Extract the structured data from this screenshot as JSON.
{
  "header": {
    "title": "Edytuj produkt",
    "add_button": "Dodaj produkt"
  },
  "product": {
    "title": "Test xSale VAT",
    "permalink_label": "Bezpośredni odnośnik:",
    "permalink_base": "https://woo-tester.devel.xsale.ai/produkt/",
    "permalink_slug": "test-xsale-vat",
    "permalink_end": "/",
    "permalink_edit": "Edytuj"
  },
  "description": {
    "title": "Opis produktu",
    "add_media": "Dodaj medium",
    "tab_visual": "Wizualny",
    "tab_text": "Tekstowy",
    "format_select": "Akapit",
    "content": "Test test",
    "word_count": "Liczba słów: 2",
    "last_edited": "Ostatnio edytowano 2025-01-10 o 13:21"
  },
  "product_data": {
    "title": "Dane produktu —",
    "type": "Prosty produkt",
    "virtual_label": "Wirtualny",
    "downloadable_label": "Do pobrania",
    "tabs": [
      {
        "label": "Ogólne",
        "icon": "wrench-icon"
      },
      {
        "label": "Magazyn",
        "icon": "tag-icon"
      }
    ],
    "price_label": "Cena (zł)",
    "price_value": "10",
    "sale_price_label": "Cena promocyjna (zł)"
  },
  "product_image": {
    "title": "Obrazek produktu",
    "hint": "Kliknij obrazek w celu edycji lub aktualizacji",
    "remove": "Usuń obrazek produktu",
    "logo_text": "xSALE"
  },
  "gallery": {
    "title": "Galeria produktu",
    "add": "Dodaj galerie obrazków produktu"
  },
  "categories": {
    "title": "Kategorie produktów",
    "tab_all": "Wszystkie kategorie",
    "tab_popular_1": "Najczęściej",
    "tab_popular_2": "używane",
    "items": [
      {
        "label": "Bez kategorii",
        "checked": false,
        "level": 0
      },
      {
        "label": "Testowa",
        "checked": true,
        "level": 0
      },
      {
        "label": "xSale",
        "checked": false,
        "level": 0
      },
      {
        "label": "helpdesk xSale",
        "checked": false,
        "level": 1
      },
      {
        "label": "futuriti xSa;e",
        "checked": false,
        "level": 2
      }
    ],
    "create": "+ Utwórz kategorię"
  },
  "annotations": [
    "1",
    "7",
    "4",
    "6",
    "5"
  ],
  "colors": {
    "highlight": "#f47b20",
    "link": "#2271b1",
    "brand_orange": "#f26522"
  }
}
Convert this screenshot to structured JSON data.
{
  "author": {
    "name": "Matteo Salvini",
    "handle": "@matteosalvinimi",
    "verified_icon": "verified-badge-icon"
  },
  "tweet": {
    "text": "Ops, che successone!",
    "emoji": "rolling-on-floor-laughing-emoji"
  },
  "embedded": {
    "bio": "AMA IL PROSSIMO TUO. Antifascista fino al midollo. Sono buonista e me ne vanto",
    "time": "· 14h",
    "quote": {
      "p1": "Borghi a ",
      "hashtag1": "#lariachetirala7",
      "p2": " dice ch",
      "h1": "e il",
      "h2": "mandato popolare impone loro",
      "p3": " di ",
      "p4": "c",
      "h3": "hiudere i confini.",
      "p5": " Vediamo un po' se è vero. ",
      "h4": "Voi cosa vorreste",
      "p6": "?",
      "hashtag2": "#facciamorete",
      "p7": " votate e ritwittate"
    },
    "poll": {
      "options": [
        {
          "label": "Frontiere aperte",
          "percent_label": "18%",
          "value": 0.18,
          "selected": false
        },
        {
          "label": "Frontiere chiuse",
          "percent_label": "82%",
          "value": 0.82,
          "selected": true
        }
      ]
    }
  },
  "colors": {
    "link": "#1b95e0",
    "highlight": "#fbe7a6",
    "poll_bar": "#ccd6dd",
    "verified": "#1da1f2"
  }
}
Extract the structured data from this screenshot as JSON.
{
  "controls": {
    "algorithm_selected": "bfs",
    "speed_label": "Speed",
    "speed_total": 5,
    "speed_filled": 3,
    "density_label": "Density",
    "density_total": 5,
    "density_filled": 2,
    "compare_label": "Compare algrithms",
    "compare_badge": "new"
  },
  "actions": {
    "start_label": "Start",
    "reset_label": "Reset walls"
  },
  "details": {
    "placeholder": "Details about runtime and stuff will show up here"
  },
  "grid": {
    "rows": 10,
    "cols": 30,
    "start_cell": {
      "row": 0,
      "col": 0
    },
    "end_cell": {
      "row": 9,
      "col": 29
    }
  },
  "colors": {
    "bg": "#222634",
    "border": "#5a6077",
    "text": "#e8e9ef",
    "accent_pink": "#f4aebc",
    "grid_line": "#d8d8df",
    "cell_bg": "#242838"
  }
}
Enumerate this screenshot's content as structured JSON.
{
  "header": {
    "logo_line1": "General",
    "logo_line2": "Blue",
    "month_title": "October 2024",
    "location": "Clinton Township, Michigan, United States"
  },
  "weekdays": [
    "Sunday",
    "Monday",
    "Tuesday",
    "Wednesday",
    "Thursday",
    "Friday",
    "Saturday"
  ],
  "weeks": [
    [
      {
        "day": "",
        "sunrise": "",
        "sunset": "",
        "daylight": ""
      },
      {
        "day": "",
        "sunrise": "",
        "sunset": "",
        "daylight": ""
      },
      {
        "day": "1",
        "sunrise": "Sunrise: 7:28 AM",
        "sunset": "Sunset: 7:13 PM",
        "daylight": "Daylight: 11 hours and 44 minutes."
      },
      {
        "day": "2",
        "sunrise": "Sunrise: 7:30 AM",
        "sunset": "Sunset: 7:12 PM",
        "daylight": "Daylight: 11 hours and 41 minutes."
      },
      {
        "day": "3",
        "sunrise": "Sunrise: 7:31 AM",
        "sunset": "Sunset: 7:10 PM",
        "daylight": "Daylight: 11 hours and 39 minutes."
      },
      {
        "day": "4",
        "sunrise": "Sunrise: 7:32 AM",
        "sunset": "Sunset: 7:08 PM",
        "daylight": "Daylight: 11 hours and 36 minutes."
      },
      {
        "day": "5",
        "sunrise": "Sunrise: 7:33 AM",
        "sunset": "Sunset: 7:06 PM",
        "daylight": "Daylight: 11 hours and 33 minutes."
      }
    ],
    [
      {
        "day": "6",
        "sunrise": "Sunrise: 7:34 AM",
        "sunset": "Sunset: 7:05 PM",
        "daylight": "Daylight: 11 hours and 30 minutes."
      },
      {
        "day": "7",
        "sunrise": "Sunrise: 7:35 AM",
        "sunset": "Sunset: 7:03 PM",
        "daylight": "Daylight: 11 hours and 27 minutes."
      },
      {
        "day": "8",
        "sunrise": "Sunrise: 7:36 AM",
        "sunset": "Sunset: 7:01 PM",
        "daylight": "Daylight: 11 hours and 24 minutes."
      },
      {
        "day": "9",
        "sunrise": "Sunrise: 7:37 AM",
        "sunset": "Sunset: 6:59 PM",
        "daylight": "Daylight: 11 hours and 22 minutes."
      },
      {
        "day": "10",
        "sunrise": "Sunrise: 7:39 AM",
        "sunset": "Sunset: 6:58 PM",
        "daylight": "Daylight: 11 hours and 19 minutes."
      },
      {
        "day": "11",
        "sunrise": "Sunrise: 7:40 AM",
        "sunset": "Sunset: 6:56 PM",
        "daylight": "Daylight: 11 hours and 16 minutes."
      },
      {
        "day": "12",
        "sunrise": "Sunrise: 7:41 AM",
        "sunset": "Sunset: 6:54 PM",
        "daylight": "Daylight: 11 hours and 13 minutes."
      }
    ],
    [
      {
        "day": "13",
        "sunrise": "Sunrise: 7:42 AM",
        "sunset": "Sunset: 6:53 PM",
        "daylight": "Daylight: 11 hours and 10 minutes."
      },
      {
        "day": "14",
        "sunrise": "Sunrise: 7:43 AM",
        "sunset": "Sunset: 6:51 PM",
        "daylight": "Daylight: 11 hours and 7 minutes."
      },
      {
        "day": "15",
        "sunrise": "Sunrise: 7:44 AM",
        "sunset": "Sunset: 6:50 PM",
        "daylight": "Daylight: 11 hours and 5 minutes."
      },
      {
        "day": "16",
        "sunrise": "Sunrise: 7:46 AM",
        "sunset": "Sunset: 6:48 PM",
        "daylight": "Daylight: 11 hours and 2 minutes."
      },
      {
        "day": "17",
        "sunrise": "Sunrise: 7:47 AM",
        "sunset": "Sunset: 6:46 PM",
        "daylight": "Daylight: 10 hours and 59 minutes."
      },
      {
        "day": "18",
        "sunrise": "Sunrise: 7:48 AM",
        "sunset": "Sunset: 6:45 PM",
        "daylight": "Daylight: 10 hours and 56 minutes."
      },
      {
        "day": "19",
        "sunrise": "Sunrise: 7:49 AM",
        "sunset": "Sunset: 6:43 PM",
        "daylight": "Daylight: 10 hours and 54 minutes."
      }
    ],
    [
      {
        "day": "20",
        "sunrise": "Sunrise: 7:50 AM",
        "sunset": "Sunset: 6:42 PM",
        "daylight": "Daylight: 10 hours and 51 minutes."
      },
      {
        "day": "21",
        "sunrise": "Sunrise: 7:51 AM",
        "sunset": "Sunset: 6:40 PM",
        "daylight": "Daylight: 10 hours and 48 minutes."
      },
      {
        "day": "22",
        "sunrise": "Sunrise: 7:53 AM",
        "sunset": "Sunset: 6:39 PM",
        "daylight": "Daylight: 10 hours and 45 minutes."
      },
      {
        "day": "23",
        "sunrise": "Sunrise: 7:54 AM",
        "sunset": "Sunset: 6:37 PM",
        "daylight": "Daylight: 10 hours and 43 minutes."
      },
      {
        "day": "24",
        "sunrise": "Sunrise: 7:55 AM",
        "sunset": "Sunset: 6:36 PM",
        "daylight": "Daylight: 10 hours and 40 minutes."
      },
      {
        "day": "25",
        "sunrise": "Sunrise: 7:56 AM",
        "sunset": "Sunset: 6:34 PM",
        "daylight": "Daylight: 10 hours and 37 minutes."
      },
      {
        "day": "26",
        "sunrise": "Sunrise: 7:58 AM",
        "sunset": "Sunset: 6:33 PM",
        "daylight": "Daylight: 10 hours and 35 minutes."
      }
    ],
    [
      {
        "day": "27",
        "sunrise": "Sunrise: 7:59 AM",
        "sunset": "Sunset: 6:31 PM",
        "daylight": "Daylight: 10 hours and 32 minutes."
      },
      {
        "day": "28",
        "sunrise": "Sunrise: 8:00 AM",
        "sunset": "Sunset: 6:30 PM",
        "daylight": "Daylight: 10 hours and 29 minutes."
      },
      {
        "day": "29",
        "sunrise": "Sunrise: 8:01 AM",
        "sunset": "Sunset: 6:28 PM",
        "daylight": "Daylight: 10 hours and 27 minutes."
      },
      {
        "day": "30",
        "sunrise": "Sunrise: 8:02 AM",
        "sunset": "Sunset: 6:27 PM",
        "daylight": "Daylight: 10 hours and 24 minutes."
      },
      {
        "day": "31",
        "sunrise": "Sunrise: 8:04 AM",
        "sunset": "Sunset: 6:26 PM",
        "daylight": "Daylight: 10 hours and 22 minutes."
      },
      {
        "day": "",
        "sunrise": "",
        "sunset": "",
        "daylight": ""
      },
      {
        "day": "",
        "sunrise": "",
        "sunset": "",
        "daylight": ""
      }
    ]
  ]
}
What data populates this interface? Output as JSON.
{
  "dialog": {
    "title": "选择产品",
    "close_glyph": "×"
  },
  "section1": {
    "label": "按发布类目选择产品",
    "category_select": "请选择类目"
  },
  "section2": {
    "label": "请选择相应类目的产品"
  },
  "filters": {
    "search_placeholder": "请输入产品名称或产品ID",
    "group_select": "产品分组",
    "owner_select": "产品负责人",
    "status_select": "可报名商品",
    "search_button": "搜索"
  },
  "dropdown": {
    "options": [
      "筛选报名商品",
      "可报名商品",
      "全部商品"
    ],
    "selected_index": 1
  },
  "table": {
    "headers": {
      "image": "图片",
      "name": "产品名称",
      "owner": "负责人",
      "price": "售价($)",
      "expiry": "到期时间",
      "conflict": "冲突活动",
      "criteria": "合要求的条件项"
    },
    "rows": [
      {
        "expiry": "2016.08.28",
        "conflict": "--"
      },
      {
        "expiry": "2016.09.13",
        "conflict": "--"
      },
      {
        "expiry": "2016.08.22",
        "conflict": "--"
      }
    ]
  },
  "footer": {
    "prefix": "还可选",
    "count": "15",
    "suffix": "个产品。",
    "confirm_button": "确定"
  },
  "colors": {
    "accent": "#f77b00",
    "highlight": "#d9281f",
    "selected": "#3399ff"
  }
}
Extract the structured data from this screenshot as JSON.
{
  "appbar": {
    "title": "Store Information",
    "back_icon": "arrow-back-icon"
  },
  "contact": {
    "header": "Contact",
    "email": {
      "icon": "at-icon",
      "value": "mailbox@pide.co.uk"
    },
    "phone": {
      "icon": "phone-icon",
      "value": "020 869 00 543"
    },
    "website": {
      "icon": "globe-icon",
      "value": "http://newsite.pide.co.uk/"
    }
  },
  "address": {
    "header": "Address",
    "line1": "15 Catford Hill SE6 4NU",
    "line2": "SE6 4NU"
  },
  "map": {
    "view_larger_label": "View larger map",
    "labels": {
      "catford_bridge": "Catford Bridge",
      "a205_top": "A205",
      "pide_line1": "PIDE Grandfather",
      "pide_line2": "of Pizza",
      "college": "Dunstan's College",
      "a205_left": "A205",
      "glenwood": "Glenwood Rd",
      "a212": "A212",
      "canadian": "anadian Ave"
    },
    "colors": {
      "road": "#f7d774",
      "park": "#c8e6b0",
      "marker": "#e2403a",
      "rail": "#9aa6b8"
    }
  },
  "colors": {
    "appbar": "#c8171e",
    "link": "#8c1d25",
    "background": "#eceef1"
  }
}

* * * * * * * * *

▶ Task objective
Pull out each line of the listing that holds the string "Cena".

▶ Exercise solution
    "price_label": "Cena (zł)",
    "sale_price_label": "Cena promocyjna (zł)"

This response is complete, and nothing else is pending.